* _GOAL_
Determine the number of lines holding the word "title"; answer with that number only.

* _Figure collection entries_
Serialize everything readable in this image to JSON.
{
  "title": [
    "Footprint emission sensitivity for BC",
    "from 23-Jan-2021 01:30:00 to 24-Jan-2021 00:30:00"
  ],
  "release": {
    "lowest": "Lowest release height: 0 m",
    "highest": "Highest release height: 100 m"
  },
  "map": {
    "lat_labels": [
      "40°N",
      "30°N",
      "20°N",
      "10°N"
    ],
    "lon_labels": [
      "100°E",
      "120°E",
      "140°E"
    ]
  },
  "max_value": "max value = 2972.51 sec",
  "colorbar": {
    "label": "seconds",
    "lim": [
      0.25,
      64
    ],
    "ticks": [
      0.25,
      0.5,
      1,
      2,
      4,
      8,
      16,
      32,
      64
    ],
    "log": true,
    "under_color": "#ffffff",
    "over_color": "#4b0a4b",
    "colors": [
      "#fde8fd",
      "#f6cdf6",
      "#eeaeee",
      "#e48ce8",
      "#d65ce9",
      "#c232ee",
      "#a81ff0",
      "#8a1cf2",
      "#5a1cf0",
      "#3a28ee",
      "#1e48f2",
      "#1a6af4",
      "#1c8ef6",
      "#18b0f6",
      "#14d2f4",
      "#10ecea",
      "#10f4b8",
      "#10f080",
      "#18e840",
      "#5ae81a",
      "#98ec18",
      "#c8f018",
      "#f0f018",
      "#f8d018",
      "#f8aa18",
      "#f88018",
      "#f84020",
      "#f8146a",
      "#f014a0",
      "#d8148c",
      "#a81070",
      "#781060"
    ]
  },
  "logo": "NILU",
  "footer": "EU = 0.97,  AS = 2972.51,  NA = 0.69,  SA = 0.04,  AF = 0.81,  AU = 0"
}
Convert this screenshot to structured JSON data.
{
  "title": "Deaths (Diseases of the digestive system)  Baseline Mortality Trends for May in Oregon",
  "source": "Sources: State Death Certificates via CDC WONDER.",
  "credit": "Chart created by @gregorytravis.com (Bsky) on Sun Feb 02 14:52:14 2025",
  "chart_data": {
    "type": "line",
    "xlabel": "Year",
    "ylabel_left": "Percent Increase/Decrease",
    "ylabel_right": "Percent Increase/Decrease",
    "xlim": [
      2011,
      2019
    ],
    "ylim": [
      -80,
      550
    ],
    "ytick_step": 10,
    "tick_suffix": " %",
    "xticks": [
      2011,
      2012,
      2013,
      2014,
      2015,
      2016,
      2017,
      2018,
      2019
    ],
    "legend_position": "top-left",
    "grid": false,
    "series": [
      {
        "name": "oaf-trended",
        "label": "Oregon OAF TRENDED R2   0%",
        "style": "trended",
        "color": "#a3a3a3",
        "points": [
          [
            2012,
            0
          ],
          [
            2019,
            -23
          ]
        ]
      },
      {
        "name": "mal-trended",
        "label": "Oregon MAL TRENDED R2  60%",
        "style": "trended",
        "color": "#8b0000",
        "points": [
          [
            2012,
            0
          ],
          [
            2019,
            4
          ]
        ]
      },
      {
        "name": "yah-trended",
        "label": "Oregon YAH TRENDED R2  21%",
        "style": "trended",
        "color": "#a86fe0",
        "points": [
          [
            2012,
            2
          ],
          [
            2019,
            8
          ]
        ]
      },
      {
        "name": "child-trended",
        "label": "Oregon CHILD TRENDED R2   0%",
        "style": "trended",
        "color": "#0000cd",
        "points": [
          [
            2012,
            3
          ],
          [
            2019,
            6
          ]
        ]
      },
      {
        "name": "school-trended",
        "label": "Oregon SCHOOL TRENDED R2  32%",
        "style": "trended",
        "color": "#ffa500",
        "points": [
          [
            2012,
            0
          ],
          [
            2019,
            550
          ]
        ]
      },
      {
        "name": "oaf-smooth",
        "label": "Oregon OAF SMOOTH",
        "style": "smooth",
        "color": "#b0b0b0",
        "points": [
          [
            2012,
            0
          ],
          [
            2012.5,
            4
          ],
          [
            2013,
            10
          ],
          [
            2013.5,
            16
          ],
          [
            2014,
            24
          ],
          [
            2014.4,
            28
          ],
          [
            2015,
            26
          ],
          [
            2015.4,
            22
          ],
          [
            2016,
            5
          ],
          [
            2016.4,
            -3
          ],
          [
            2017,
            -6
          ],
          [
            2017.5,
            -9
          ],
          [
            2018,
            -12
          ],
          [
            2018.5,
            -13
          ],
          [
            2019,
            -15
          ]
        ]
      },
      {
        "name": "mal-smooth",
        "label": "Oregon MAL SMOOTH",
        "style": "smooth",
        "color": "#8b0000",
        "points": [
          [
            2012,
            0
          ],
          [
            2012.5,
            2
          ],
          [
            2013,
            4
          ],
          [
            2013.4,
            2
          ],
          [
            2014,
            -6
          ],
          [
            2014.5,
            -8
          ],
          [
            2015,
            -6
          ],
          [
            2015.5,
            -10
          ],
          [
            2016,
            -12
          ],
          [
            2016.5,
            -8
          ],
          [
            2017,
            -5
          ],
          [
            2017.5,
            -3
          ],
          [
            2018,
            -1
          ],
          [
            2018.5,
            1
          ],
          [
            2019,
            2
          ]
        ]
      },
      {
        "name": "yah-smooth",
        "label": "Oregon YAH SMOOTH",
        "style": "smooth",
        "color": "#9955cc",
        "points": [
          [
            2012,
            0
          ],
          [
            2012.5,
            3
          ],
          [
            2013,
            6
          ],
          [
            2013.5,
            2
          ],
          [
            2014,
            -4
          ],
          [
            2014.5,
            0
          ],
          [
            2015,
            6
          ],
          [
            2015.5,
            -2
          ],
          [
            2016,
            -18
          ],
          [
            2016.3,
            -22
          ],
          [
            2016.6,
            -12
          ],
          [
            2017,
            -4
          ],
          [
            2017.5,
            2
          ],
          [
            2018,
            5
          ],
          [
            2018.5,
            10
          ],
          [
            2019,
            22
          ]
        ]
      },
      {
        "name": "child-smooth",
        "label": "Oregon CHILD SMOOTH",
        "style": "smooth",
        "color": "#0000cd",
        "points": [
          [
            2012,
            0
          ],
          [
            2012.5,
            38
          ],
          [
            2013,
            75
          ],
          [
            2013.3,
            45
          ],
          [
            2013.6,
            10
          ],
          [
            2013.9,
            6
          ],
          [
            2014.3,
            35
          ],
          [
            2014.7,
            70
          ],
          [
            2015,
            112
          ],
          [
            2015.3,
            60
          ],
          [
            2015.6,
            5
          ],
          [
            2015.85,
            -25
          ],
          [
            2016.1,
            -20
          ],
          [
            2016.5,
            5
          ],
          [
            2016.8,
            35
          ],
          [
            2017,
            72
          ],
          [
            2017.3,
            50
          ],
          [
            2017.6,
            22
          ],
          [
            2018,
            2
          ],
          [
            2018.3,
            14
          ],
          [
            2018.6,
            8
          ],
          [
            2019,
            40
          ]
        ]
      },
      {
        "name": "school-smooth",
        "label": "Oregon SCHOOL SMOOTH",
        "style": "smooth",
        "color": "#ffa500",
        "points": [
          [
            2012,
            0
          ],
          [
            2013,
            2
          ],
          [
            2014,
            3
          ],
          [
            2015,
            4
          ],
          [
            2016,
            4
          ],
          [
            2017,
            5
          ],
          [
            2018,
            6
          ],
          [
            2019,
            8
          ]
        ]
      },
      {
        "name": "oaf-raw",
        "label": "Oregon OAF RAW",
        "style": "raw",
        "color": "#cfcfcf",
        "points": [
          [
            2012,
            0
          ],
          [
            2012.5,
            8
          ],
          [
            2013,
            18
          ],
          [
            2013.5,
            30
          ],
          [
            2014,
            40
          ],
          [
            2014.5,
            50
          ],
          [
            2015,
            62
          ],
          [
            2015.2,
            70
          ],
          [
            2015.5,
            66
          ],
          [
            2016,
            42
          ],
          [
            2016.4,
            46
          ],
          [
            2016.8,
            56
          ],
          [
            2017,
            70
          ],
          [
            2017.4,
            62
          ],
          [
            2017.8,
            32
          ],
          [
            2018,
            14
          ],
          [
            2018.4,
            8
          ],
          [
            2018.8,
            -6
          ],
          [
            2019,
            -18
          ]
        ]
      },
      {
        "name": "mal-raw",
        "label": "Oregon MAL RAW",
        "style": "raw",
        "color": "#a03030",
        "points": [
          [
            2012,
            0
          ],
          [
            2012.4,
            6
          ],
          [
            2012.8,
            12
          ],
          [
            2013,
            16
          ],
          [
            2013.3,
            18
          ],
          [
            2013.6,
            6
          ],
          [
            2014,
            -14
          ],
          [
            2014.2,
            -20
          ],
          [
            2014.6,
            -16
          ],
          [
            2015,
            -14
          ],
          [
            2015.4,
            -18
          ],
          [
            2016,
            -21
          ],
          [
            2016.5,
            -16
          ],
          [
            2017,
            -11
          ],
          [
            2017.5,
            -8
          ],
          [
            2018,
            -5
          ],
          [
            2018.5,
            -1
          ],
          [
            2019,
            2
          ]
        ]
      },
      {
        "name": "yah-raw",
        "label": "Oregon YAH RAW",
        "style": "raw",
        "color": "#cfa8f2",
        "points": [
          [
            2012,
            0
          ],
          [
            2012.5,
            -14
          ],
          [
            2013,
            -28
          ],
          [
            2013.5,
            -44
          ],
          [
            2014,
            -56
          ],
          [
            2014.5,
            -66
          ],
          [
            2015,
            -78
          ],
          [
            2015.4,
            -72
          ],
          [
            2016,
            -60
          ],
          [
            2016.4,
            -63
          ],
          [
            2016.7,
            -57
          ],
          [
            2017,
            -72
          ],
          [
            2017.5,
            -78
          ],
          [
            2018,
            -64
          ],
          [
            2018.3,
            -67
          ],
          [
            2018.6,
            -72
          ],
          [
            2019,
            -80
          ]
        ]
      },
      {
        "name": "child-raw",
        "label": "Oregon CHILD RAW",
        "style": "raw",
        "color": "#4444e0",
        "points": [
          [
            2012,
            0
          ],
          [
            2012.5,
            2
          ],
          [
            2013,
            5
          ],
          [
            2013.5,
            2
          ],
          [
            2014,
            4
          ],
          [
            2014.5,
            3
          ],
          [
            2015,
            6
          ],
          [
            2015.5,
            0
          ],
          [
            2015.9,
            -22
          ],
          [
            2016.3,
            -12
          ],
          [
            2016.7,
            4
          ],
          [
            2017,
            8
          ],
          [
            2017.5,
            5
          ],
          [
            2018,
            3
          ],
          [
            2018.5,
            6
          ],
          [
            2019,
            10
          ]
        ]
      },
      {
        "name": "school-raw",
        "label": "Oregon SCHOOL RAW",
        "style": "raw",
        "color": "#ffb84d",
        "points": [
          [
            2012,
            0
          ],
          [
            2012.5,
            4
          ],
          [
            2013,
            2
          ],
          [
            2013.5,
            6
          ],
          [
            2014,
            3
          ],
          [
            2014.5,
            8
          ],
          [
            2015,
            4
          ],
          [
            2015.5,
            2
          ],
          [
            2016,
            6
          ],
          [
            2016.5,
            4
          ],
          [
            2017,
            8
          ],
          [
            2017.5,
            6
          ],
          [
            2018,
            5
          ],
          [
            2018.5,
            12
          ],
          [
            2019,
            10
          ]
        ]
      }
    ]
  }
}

* _FINISHED TASK_
2